* BRIEF: Would you set down every entry shown below, precisely as written?

* THE DATA:
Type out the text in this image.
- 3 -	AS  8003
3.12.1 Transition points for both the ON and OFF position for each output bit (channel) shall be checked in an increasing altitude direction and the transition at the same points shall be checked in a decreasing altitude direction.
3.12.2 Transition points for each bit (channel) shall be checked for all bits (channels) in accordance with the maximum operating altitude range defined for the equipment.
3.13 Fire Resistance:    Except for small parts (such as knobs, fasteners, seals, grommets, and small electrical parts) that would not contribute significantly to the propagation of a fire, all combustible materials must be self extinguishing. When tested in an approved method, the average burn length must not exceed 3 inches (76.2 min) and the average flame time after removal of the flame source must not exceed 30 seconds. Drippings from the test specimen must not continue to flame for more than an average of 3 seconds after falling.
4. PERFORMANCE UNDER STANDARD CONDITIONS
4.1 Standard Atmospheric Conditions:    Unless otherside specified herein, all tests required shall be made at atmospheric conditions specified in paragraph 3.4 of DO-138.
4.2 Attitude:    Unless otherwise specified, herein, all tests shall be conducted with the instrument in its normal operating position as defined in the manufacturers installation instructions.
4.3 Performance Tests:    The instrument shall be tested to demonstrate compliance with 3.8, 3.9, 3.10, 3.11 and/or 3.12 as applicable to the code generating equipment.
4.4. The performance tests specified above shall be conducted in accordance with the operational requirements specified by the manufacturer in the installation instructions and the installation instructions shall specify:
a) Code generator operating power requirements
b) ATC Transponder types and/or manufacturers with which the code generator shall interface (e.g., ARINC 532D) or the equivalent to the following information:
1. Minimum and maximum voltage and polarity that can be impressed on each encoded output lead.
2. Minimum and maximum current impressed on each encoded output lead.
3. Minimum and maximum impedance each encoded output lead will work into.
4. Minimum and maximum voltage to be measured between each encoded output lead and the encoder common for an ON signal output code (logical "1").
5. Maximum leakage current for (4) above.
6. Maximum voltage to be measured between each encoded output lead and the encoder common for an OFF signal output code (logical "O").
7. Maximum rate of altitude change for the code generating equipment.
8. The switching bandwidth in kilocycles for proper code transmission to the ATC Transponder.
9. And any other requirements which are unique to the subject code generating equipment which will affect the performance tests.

* TASK SOLUTION:
Type out the text in this image.
- 3 -	AS  8003
3.12.1 Transition points for both the ON and OFF position for each output bit (channel) shall be checked in an increasing altitude direction and the transition at the same points shall be checked in a decreasing altitude direction.
3.12.2 Transition points for each bit (channel) shall be checked for all bits (channels) in accordance with the maximum operating altitude range defined for the equipment.
3.13 Fire Resistance:    Except for small parts (such as knobs, fasteners, seals, grommets, and small electrical parts) that would not contribute significantly to the propagation of a fire, all combustible materials must be self extinguishing. When tested in an approved method, the average burn length must not exceed 3 inches (76.2 min) and the average flame time after removal of the flame source must not exceed 30 seconds. Drippings from the test specimen must not continue to flame for more than an average of 3 seconds after falling.
4. PERFORMANCE UNDER STANDARD CONDITIONS
4.1 Standard Atmospheric Conditions:    Unless otherside specified herein, all tests required shall be made at atmospheric conditions specified in paragraph 3.4 of DO-138.
4.2 Attitude:    Unless otherwise specified, herein, all tests shall be conducted with the instrument in its normal operating position as defined in the manufacturers installation instructions.
4.3 Performance Tests:    The instrument shall be tested to demonstrate compliance with 3.8, 3.9, 3.10, 3.11 and/or 3.12 as applicable to the code generating equipment.
4.4. The performance tests specified above shall be conducted in accordance with the operational requirements specified by the manufacturer in the installation instructions and the installation instructions shall specify:
a) Code generator operating power requirements
b) ATC Transponder types and/or manufacturers with which the code generator shall interface (e.g., ARINC 532D) or the equivalent to the following information:
1. Minimum and maximum voltage and polarity that can be impressed on each encoded output lead.
2. Minimum and maximum current impressed on each encoded output lead.
3. Minimum and maximum impedance each encoded output lead will work into.
4. Minimum and maximum voltage to be measured between each encoded output lead and the encoder common for an ON signal output code (logical "1").
5. Maximum leakage current for (4) above.
6. Maximum voltage to be measured between each encoded output lead and the encoder common for an OFF signal output code (logical "O").
7. Maximum rate of altitude change for the code generating equipment.
8. The switching bandwidth in kilocycles for proper code transmission to the ATC Transponder.
9. And any other requirements which are unique to the subject code generating equipment which will affect the performance tests.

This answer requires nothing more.